(Entries with figure data)

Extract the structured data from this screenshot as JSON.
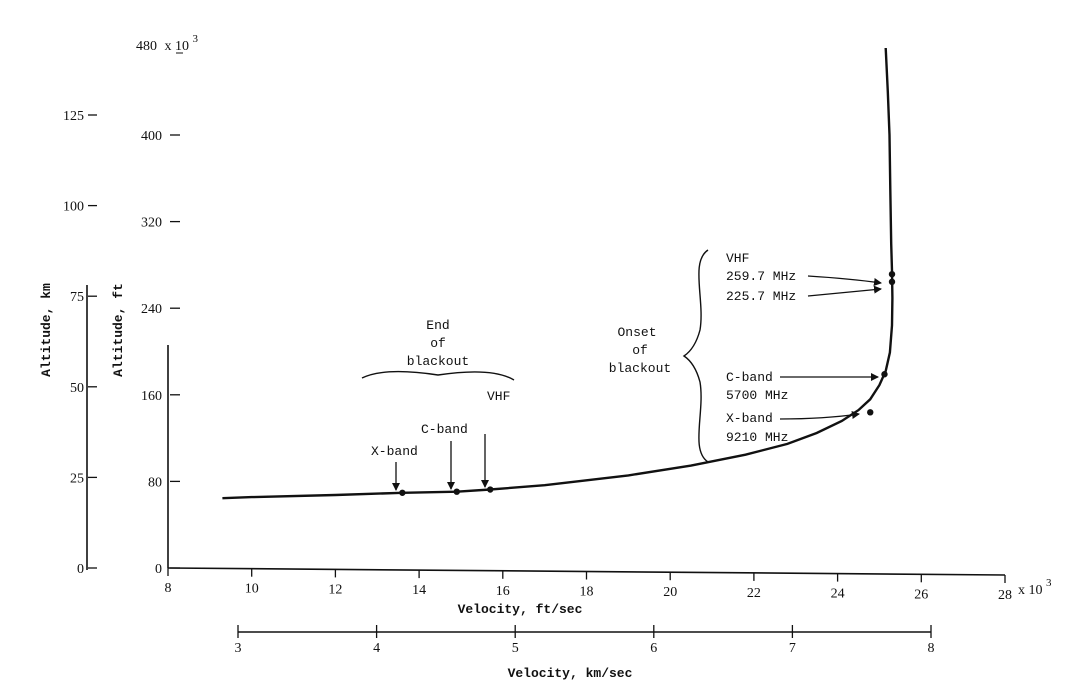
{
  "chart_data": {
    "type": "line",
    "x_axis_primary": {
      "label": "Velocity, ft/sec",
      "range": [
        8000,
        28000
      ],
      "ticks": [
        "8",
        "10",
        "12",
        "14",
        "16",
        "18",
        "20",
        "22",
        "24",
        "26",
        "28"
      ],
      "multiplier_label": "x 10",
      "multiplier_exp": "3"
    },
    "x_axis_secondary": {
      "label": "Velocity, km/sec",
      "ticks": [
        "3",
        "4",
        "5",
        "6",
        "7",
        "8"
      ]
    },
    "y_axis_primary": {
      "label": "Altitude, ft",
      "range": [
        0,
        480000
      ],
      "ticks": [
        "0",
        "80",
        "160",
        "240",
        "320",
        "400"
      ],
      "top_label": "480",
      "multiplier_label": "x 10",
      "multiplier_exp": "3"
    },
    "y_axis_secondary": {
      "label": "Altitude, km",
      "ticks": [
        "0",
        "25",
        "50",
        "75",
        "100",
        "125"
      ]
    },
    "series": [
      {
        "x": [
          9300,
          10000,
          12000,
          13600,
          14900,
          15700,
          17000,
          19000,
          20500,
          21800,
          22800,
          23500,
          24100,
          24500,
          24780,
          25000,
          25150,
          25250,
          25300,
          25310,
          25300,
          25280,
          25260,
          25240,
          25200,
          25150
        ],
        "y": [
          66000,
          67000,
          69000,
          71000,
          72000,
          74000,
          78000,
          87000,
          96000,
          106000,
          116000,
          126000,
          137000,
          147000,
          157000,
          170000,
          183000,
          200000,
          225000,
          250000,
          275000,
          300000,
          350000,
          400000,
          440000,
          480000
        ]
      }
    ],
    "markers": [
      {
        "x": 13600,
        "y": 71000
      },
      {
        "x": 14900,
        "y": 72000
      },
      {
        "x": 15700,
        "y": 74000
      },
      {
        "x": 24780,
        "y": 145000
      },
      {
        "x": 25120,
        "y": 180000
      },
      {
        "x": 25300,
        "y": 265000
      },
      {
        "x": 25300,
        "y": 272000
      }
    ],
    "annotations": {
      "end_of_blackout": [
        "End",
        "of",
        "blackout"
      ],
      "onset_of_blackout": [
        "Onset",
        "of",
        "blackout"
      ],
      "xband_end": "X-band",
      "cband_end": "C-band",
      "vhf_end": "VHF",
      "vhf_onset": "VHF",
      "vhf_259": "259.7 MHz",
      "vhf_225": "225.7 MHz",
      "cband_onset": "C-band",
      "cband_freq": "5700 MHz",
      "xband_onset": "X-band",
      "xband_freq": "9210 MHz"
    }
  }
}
==
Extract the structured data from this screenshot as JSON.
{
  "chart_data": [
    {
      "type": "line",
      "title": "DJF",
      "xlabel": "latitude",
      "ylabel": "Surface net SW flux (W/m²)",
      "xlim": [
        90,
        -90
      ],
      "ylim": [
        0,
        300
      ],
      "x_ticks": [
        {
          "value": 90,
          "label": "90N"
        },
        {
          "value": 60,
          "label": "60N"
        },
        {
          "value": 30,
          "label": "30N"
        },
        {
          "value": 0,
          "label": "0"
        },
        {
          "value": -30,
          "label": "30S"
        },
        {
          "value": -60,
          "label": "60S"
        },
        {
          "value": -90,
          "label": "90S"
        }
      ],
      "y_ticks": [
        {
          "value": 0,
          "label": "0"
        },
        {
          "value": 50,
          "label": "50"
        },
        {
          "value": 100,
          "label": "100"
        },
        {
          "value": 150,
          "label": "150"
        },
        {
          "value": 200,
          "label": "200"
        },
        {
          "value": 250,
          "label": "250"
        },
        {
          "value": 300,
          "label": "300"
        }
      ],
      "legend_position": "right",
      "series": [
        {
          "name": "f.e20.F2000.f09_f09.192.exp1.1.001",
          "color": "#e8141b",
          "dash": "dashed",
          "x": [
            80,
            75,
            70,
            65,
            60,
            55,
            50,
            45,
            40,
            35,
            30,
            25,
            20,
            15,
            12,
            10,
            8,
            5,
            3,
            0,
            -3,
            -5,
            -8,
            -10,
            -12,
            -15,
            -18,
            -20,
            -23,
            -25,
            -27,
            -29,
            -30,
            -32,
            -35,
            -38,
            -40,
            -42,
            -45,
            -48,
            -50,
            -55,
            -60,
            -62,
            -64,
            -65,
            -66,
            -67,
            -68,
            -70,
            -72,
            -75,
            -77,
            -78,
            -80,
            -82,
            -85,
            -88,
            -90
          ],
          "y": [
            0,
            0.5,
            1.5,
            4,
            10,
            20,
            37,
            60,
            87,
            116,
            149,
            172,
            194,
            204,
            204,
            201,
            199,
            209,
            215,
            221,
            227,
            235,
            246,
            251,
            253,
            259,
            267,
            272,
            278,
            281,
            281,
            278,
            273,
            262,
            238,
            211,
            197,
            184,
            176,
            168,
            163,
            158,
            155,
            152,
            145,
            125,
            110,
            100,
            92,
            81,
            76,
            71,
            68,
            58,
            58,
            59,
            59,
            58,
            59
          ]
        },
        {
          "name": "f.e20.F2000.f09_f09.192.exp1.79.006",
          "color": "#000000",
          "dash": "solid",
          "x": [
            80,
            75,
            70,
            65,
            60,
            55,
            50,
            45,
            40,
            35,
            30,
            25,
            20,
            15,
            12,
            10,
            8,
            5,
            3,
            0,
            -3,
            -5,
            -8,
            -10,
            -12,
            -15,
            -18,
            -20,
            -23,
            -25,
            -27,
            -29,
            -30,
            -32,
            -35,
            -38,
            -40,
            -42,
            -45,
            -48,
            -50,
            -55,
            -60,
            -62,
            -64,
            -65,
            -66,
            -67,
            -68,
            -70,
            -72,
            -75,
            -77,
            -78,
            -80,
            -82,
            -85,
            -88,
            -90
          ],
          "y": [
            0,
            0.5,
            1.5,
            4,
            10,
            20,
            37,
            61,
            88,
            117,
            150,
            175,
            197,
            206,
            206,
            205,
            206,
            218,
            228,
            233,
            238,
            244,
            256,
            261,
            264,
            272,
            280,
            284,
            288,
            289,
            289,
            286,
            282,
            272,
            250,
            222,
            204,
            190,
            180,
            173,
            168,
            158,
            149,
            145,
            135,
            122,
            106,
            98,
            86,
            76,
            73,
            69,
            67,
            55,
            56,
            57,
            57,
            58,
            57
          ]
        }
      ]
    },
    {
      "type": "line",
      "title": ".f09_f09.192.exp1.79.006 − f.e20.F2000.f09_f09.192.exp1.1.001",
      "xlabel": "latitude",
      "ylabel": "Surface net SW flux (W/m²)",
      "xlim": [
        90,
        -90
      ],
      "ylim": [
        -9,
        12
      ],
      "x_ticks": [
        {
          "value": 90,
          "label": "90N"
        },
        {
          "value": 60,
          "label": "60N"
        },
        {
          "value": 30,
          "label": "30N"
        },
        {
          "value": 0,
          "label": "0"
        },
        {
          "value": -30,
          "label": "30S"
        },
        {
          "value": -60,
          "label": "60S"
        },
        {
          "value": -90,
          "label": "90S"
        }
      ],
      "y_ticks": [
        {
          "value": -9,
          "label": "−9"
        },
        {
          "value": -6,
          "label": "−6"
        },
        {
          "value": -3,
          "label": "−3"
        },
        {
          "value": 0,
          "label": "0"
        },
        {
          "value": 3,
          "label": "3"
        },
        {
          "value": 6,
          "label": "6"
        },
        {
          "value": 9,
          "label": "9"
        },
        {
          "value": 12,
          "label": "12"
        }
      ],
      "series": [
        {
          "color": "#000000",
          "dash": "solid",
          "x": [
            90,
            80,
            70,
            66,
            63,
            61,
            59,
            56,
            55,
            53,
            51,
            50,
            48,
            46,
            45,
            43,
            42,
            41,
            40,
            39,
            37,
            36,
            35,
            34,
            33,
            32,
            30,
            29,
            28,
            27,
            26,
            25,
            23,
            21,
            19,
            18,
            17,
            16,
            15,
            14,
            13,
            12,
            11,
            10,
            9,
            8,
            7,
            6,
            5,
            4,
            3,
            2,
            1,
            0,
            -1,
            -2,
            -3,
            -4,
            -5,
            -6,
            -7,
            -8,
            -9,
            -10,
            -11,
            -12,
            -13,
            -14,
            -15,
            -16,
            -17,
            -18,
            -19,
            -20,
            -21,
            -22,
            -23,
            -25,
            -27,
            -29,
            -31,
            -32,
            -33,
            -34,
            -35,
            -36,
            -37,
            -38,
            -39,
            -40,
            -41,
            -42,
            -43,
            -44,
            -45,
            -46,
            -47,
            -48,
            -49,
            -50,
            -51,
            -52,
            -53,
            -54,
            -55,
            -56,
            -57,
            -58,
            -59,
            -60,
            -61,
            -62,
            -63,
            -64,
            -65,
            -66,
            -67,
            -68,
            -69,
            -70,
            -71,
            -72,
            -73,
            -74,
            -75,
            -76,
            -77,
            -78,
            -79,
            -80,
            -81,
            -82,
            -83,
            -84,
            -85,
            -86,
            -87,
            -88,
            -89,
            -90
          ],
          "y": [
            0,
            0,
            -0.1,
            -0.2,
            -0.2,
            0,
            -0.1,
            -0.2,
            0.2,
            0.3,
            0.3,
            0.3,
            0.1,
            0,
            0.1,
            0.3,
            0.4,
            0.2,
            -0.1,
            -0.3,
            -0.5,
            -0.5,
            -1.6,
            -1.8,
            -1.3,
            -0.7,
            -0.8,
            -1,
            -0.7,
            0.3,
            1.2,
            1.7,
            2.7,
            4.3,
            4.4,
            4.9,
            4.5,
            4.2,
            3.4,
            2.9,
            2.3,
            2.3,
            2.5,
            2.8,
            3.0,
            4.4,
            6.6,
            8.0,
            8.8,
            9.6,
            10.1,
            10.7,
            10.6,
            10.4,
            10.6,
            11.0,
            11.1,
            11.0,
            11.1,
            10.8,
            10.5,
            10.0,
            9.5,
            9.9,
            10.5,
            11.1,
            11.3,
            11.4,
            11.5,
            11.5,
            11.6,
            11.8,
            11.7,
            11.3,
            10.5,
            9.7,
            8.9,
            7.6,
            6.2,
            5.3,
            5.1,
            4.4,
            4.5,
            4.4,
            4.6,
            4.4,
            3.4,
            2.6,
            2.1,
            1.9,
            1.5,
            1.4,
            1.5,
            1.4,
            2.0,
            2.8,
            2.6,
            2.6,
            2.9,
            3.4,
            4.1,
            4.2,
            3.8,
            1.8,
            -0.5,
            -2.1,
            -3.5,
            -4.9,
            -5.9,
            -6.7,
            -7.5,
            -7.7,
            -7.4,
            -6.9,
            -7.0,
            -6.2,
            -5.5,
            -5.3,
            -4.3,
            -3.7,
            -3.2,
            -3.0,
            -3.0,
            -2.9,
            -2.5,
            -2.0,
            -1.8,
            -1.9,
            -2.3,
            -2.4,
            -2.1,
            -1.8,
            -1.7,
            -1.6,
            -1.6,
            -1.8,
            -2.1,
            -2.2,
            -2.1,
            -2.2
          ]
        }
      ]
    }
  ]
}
* * *
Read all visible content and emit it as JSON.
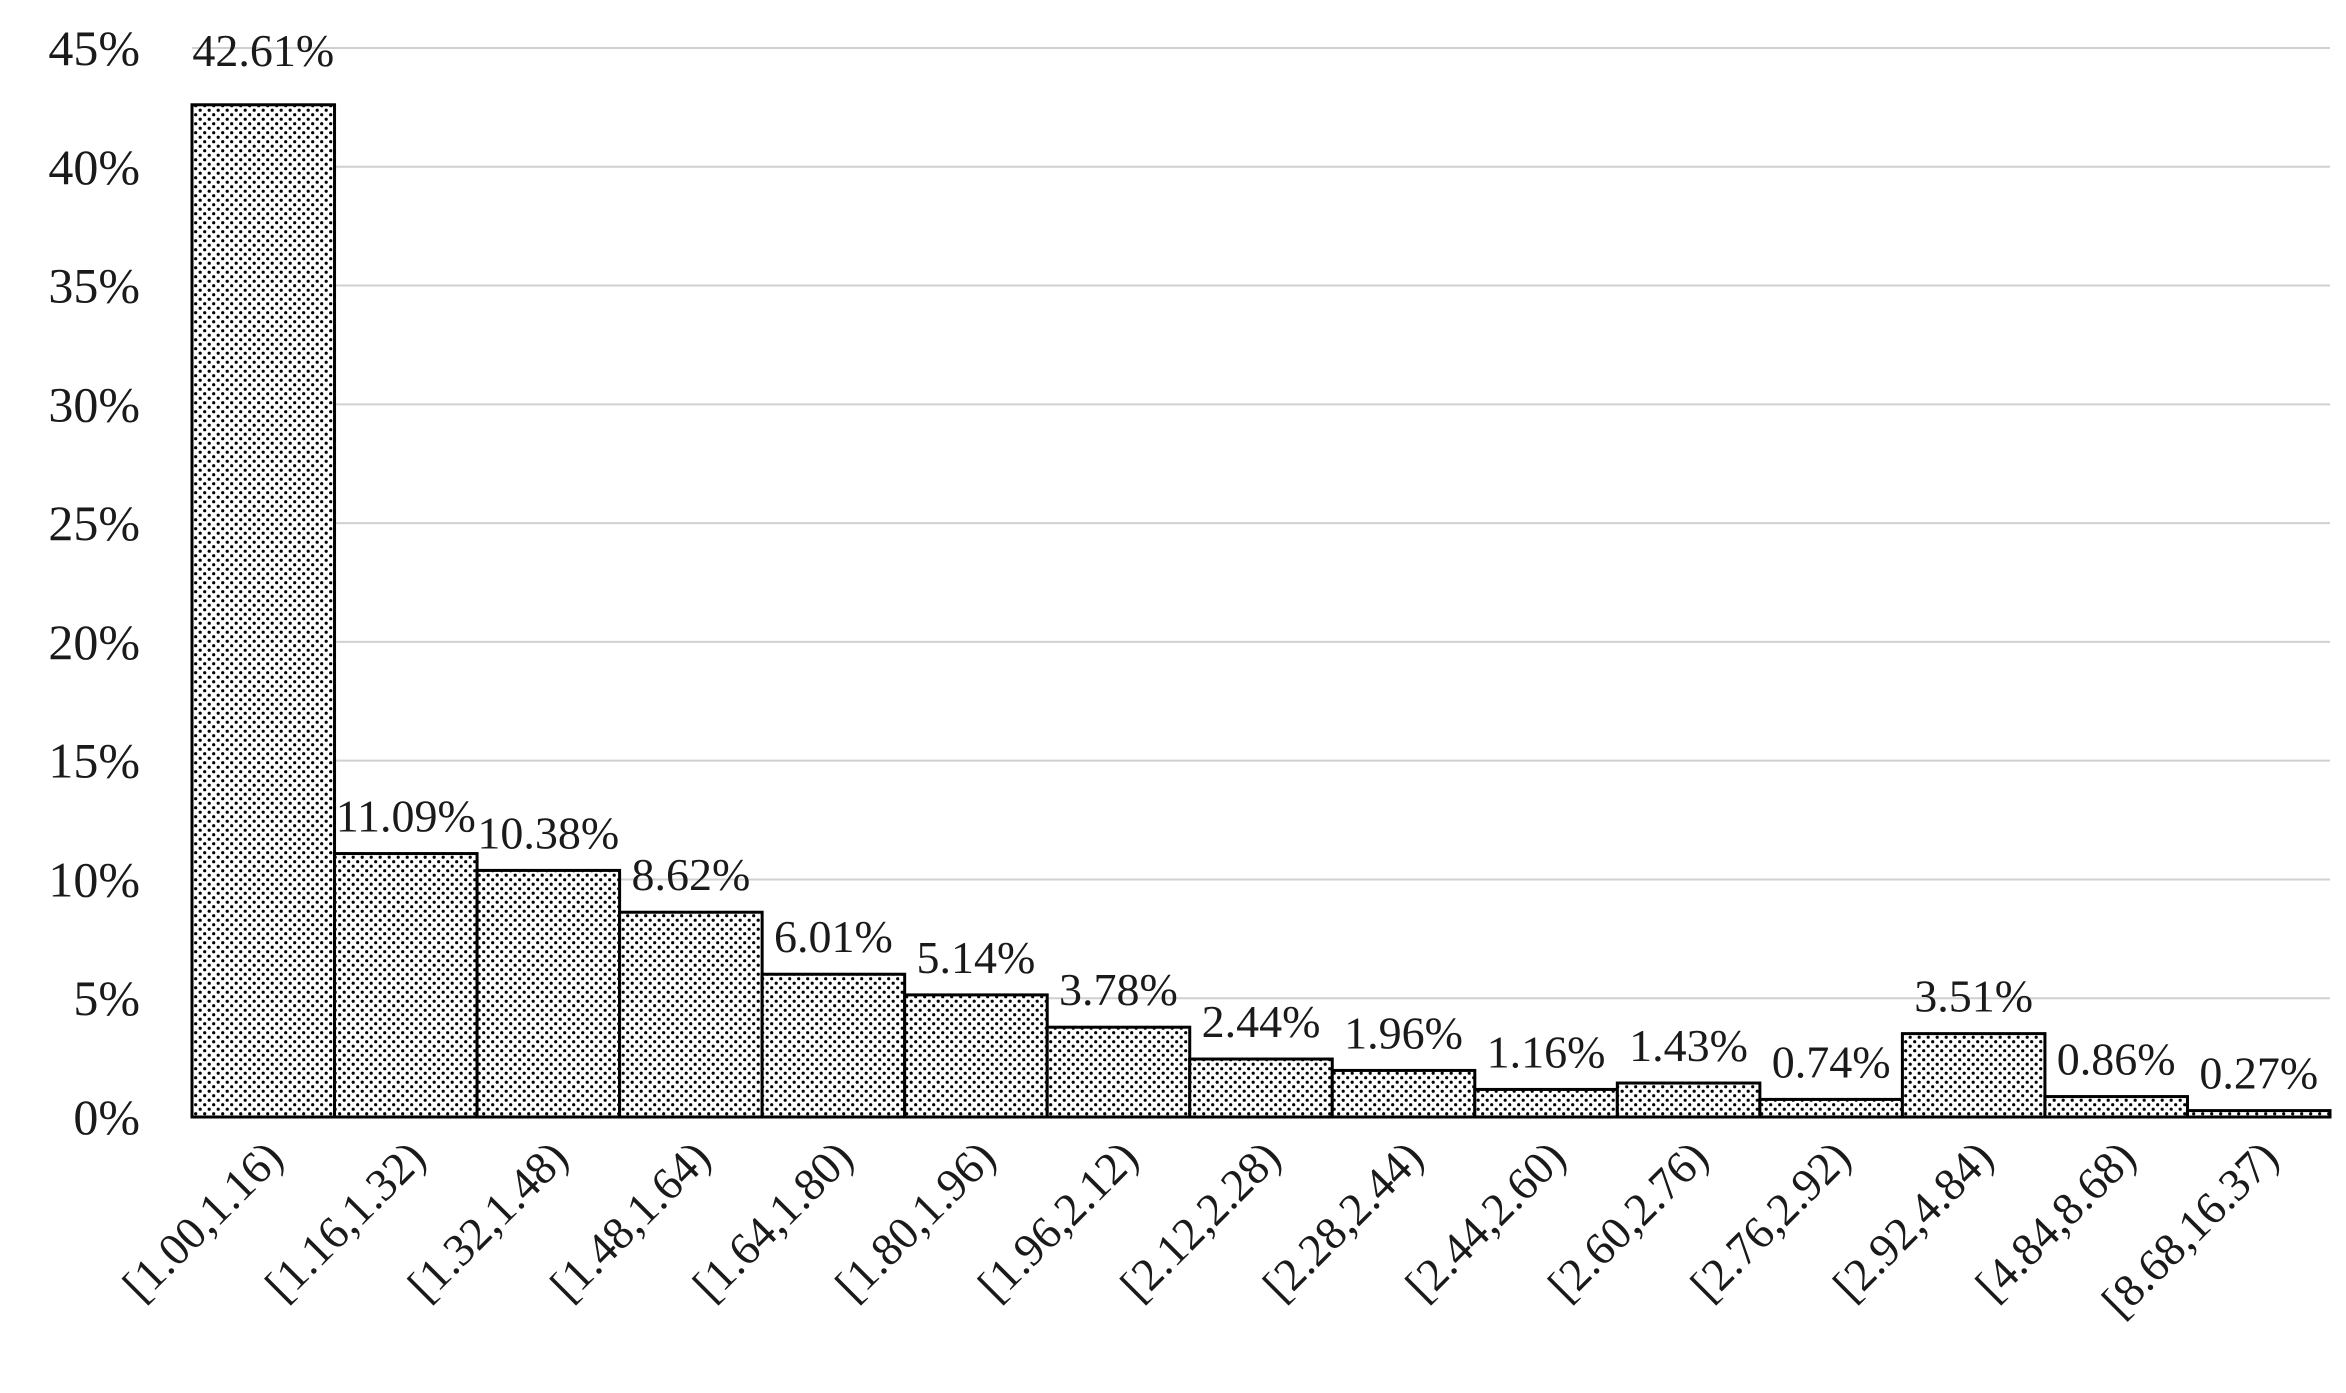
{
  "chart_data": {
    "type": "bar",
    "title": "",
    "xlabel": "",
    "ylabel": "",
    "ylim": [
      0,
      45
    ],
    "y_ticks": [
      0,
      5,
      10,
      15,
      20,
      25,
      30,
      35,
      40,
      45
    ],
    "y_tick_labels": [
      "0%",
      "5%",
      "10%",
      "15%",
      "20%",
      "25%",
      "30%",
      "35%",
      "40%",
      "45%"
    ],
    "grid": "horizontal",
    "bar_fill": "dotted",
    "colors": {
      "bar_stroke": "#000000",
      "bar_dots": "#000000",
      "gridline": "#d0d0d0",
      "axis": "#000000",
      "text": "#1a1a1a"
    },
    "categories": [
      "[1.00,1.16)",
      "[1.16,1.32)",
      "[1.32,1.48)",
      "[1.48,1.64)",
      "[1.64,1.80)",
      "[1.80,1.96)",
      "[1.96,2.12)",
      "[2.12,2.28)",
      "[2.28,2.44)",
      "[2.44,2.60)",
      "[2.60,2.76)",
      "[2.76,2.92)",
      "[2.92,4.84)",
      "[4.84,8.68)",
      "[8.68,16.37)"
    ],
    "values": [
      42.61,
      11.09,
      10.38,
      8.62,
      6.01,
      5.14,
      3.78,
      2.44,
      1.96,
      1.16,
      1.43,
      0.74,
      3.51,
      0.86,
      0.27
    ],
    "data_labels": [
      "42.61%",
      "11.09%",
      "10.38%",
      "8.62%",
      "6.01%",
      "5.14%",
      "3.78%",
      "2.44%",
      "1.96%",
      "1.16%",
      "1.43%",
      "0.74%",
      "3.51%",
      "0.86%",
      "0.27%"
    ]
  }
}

AIM OF THE TASK:
From the listing above, copy every line that includes the word "name".

ANSWER TO THIS TASK:
          "name": "f.e20.F2000.f09_f09.192.exp1.1.001",
          "name": "f.e20.F2000.f09_f09.192.exp1.79.006",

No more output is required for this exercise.